§ **Work to be completed**: Find each line in the following listing that has the string "relative", then state the count and nothing else.

§ **Entries**:
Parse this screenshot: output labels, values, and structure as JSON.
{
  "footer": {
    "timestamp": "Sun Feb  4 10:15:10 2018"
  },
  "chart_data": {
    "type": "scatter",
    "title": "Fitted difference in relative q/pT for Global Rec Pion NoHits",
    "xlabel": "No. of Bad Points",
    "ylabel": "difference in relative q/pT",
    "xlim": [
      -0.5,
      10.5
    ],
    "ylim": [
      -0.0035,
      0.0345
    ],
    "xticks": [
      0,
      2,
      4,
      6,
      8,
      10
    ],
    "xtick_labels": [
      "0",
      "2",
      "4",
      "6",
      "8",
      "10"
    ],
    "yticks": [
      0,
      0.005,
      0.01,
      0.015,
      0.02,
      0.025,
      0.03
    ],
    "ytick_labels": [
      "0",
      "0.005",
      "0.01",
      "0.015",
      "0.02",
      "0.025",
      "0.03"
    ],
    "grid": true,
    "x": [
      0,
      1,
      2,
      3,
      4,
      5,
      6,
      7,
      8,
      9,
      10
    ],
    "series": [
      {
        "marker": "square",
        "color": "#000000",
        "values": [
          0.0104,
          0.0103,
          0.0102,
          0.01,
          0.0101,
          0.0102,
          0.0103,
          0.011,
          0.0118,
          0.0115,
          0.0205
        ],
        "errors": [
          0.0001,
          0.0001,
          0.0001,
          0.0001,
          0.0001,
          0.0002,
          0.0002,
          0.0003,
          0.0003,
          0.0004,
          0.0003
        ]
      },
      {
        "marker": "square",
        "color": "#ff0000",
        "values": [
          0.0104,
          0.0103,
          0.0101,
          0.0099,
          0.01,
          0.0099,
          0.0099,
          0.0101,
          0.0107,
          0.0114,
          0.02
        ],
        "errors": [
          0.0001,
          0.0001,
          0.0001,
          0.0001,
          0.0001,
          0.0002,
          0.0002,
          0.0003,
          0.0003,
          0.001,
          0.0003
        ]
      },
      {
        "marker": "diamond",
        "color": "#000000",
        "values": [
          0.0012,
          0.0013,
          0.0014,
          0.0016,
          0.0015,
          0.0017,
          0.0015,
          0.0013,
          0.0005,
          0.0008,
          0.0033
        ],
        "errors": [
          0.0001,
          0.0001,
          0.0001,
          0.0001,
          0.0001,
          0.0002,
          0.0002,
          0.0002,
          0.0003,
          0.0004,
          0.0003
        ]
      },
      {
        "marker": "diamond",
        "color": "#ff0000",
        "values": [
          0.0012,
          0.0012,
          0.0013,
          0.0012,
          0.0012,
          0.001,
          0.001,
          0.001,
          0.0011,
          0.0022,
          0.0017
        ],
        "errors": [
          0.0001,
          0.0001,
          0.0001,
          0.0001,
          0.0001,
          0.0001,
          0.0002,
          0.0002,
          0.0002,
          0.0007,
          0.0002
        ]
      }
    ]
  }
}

§ **Task output**: 2